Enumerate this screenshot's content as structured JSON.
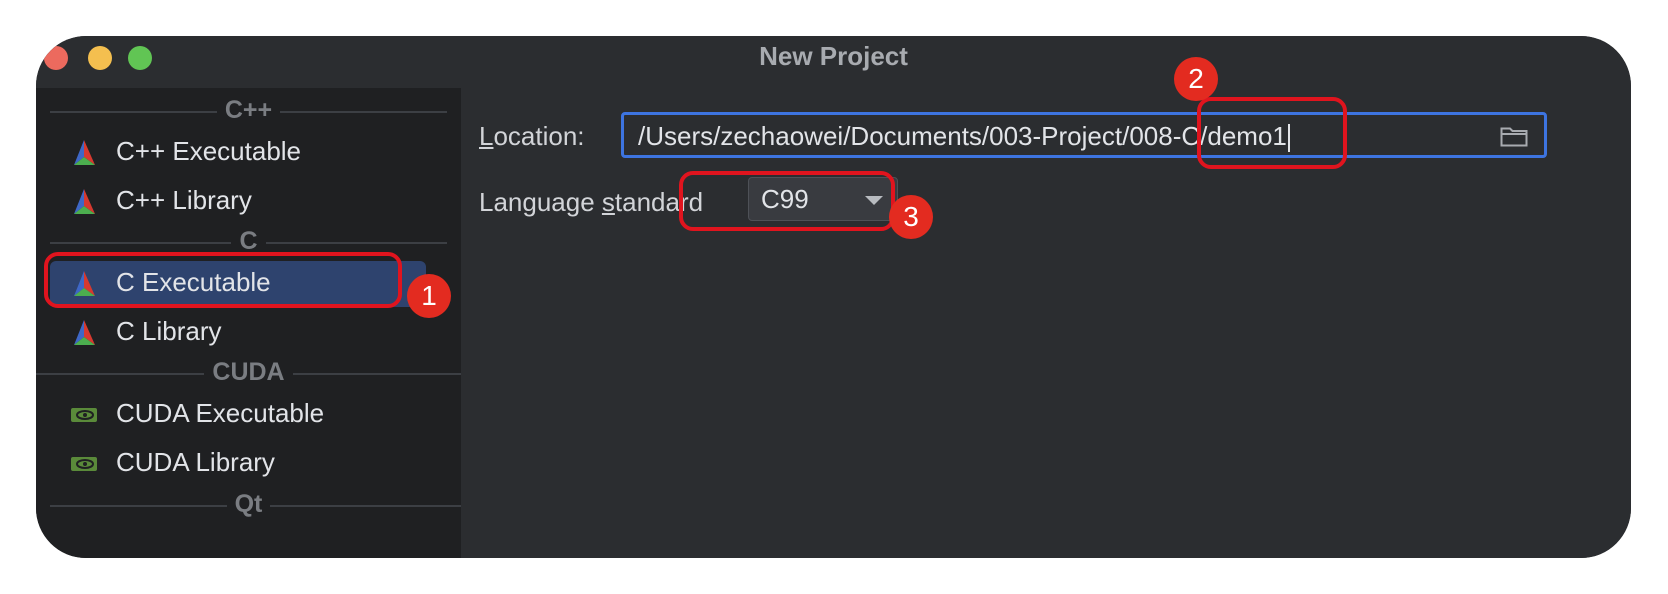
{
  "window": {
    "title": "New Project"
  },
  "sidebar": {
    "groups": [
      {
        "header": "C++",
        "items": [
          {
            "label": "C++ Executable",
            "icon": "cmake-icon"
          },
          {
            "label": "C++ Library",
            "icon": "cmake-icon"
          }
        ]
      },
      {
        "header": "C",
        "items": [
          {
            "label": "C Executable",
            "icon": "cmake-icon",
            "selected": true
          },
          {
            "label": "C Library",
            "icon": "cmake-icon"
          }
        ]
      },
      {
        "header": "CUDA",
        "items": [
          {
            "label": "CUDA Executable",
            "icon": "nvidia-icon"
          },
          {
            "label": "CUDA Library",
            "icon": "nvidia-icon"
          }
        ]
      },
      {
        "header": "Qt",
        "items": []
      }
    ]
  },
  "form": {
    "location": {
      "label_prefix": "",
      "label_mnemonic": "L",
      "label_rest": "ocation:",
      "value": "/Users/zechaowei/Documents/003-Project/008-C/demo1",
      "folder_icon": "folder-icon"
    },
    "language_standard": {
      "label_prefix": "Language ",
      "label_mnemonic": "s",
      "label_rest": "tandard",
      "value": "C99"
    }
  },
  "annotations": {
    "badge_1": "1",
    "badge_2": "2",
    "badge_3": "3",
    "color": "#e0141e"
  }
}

_EXERCISE DIRECTIONS_
What is needed is an exact reproduction of the data, pictures excluded.

_EXPECTED ANSWER_
Enumerate this screenshot's content as structured JSON.
{
  "window": {
    "title": "New Project"
  },
  "sidebar": {
    "groups": [
      {
        "header": "C++",
        "items": [
          {
            "label": "C++ Executable",
            "icon": "cmake-icon"
          },
          {
            "label": "C++ Library",
            "icon": "cmake-icon"
          }
        ]
      },
      {
        "header": "C",
        "items": [
          {
            "label": "C Executable",
            "icon": "cmake-icon",
            "selected": true
          },
          {
            "label": "C Library",
            "icon": "cmake-icon"
          }
        ]
      },
      {
        "header": "CUDA",
        "items": [
          {
            "label": "CUDA Executable",
            "icon": "nvidia-icon"
          },
          {
            "label": "CUDA Library",
            "icon": "nvidia-icon"
          }
        ]
      },
      {
        "header": "Qt",
        "items": []
      }
    ]
  },
  "form": {
    "location": {
      "label_prefix": "",
      "label_mnemonic": "L",
      "label_rest": "ocation:",
      "value": "/Users/zechaowei/Documents/003-Project/008-C/demo1",
      "folder_icon": "folder-icon"
    },
    "language_standard": {
      "label_prefix": "Language ",
      "label_mnemonic": "s",
      "label_rest": "tandard",
      "value": "C99"
    }
  },
  "annotations": {
    "badge_1": "1",
    "badge_2": "2",
    "badge_3": "3",
    "color": "#e0141e"
  }
}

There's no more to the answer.